SET TASK: Using the listing below, copy every line that mentions "κατὰ".

** Begin **

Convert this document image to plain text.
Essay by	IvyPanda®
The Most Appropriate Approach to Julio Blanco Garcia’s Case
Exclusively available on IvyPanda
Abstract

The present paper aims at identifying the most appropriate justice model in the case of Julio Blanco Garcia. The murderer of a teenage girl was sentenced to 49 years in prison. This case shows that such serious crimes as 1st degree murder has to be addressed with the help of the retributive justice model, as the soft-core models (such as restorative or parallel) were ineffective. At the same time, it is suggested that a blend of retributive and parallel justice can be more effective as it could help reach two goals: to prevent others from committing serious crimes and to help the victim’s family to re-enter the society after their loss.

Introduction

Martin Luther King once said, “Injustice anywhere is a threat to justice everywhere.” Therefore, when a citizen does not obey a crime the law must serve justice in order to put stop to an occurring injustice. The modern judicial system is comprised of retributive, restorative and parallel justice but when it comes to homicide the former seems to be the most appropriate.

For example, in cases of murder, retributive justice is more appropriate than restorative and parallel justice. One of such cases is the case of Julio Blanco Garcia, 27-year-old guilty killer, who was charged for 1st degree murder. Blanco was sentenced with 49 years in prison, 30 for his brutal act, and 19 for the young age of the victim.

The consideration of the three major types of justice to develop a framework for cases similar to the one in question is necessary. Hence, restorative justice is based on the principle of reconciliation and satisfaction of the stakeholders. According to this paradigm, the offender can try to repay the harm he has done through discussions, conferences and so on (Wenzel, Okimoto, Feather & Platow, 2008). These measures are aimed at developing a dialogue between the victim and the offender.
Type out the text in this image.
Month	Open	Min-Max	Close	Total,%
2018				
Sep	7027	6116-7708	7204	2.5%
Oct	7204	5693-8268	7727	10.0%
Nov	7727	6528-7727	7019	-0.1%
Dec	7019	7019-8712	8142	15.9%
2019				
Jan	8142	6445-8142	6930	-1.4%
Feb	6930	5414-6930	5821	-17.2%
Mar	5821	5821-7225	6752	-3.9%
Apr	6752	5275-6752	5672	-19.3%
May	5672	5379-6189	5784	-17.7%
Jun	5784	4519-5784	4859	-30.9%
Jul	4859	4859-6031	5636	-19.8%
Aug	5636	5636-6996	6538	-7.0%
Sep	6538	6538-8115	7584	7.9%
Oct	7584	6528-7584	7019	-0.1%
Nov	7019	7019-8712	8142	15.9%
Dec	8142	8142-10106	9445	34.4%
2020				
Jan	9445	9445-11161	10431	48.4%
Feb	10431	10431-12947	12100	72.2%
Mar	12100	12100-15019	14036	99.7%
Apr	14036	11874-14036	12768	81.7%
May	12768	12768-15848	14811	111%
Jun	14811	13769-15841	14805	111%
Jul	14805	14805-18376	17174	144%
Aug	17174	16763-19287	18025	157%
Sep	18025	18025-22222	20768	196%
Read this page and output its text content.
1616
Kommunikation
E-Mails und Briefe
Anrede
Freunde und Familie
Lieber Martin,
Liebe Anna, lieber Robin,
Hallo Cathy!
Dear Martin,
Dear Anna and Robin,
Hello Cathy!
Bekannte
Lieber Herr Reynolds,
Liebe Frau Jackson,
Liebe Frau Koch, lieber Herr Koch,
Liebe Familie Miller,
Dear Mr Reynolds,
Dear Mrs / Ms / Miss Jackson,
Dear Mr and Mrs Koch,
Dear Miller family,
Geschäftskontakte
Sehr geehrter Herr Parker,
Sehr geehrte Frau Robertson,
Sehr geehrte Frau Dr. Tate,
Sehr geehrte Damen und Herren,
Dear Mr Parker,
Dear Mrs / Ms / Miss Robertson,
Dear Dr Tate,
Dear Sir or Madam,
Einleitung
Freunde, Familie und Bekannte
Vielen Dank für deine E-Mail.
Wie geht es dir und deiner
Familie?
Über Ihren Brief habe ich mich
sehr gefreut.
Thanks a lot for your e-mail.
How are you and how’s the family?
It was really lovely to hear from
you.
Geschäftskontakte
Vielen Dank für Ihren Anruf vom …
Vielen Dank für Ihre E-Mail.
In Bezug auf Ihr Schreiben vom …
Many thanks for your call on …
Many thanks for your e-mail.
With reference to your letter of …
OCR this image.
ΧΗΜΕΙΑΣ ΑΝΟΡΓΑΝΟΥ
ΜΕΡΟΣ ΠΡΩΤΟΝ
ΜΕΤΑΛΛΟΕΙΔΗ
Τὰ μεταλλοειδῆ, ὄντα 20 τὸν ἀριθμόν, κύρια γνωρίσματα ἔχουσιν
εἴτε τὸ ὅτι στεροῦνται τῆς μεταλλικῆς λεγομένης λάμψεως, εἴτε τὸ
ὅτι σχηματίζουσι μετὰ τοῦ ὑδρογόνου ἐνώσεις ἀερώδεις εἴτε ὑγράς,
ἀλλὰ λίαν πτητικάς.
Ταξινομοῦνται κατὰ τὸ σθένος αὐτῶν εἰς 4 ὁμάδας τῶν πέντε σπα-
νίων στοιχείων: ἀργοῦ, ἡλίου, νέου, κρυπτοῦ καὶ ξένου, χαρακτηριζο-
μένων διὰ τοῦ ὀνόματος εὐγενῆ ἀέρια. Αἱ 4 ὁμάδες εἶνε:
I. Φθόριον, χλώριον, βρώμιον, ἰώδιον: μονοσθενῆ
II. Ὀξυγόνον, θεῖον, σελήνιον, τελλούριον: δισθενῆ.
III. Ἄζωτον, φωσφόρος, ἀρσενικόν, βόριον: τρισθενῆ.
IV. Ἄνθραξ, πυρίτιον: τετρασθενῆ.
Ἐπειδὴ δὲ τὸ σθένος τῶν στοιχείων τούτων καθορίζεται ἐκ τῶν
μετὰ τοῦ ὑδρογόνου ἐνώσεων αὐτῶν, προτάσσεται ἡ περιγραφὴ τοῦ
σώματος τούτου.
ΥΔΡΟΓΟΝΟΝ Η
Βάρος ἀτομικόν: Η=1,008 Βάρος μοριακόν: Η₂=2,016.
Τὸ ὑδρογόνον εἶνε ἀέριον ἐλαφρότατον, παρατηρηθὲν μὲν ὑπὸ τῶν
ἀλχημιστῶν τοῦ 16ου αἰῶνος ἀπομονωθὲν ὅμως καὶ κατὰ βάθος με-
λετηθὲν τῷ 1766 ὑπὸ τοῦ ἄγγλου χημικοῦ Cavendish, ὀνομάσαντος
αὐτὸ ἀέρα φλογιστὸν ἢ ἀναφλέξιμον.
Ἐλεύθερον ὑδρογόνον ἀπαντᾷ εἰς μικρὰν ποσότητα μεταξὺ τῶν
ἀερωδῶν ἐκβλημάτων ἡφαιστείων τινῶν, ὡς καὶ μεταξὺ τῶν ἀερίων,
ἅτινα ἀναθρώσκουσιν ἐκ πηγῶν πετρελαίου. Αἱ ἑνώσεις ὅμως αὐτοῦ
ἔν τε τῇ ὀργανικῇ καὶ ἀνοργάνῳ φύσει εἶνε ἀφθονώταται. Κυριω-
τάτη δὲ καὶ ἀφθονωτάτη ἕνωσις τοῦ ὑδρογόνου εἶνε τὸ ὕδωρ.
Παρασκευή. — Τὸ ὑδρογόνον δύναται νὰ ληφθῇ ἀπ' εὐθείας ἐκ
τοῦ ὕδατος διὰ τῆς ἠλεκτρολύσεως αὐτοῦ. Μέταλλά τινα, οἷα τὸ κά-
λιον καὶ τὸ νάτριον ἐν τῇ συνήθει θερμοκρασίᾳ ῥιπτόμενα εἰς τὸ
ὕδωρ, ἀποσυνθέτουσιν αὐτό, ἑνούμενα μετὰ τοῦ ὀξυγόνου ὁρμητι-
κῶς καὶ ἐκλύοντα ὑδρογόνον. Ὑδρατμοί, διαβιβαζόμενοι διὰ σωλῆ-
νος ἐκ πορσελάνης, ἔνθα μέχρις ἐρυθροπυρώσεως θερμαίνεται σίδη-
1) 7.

** End **

RESPONSE TO THIS TASK:
Ταξινομοῦνται κατὰ τὸ σθένος αὐτῶν εἰς 4 ὁμάδας τῶν πέντε σπα-
ἀλχημιστῶν τοῦ 16ου αἰῶνος ἀπομονωθὲν ὅμως καὶ κατὰ βάθος με-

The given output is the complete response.